## start

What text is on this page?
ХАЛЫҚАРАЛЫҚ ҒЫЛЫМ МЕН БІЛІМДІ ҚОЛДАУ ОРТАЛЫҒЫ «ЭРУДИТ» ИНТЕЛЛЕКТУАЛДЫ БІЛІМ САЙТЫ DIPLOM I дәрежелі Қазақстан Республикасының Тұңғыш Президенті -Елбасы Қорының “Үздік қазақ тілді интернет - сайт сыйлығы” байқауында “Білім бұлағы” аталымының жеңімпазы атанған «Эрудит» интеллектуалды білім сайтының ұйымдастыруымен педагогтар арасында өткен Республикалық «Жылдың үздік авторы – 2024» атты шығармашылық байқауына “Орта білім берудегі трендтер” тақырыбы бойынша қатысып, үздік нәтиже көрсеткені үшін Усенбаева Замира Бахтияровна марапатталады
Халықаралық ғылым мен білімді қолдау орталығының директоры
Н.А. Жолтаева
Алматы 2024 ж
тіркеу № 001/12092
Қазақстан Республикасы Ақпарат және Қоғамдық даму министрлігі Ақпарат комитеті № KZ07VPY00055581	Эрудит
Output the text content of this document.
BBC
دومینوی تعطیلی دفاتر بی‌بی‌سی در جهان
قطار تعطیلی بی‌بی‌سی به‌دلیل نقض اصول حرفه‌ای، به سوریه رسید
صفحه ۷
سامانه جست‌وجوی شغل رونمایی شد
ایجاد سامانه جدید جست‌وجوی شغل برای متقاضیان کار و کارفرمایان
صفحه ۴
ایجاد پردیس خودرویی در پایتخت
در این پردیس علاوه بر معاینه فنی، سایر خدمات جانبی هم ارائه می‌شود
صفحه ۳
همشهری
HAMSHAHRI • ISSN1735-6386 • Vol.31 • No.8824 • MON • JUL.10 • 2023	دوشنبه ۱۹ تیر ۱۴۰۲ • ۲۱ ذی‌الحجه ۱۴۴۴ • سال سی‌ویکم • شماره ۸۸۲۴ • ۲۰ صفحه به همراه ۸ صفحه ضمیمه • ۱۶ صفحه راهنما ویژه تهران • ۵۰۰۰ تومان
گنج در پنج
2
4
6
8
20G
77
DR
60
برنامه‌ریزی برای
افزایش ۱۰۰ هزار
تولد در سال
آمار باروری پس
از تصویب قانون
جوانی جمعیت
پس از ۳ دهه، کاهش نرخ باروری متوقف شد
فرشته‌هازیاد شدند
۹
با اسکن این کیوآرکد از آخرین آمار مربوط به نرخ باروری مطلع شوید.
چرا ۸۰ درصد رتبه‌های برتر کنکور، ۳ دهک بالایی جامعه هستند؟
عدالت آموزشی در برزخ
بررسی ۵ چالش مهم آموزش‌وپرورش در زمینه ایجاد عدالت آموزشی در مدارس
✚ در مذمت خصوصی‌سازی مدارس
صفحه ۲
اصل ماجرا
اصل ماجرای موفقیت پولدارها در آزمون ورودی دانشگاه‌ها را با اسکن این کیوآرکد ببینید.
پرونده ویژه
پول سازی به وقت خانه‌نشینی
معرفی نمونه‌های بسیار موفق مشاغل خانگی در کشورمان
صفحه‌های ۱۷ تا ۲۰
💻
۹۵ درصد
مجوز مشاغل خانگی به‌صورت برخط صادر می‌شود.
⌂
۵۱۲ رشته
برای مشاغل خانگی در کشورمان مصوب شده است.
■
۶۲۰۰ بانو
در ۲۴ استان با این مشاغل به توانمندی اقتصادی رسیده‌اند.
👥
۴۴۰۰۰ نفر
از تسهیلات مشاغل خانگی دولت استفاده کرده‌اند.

## end

* **Problem requirements**:
Can you restate every record above word for word?

* **Task result**:
What text is on this page?
ХАЛЫҚАРАЛЫҚ ҒЫЛЫМ МЕН БІЛІМДІ ҚОЛДАУ ОРТАЛЫҒЫ «ЭРУДИТ» ИНТЕЛЛЕКТУАЛДЫ БІЛІМ САЙТЫ DIPLOM I дәрежелі Қазақстан Республикасының Тұңғыш Президенті -Елбасы Қорының “Үздік қазақ тілді интернет - сайт сыйлығы” байқауында “Білім бұлағы” аталымының жеңімпазы атанған «Эрудит» интеллектуалды білім сайтының ұйымдастыруымен педагогтар арасында өткен Республикалық «Жылдың үздік авторы – 2024» атты шығармашылық байқауына “Орта білім берудегі трендтер” тақырыбы бойынша қатысып, үздік нәтиже көрсеткені үшін Усенбаева Замира Бахтияровна марапатталады
Халықаралық ғылым мен білімді қолдау орталығының директоры
Н.А. Жолтаева
Алматы 2024 ж
тіркеу № 001/12092
Қазақстан Республикасы Ақпарат және Қоғамдық даму министрлігі Ақпарат комитеті № KZ07VPY00055581	Эрудит
Output the text content of this document.
BBC
دومینوی تعطیلی دفاتر بی‌بی‌سی در جهان
قطار تعطیلی بی‌بی‌سی به‌دلیل نقض اصول حرفه‌ای، به سوریه رسید
صفحه ۷
سامانه جست‌وجوی شغل رونمایی شد
ایجاد سامانه جدید جست‌وجوی شغل برای متقاضیان کار و کارفرمایان
صفحه ۴
ایجاد پردیس خودرویی در پایتخت
در این پردیس علاوه بر معاینه فنی، سایر خدمات جانبی هم ارائه می‌شود
صفحه ۳
همشهری
HAMSHAHRI • ISSN1735-6386 • Vol.31 • No.8824 • MON • JUL.10 • 2023	دوشنبه ۱۹ تیر ۱۴۰۲ • ۲۱ ذی‌الحجه ۱۴۴۴ • سال سی‌ویکم • شماره ۸۸۲۴ • ۲۰ صفحه به همراه ۸ صفحه ضمیمه • ۱۶ صفحه راهنما ویژه تهران • ۵۰۰۰ تومان
گنج در پنج
2
4
6
8
20G
77
DR
60
برنامه‌ریزی برای
افزایش ۱۰۰ هزار
تولد در سال
آمار باروری پس
از تصویب قانون
جوانی جمعیت
پس از ۳ دهه، کاهش نرخ باروری متوقف شد
فرشته‌هازیاد شدند
۹
با اسکن این کیوآرکد از آخرین آمار مربوط به نرخ باروری مطلع شوید.
چرا ۸۰ درصد رتبه‌های برتر کنکور، ۳ دهک بالایی جامعه هستند؟
عدالت آموزشی در برزخ
بررسی ۵ چالش مهم آموزش‌وپرورش در زمینه ایجاد عدالت آموزشی در مدارس
✚ در مذمت خصوصی‌سازی مدارس
صفحه ۲
اصل ماجرا
اصل ماجرای موفقیت پولدارها در آزمون ورودی دانشگاه‌ها را با اسکن این کیوآرکد ببینید.
پرونده ویژه
پول سازی به وقت خانه‌نشینی
معرفی نمونه‌های بسیار موفق مشاغل خانگی در کشورمان
صفحه‌های ۱۷ تا ۲۰
💻
۹۵ درصد
مجوز مشاغل خانگی به‌صورت برخط صادر می‌شود.
⌂
۵۱۲ رشته
برای مشاغل خانگی در کشورمان مصوب شده است.
■
۶۲۰۰ بانو
در ۲۴ استان با این مشاغل به توانمندی اقتصادی رسیده‌اند.
👥
۴۴۰۰۰ نفر
از تسهیلات مشاغل خانگی دولت استفاده کرده‌اند.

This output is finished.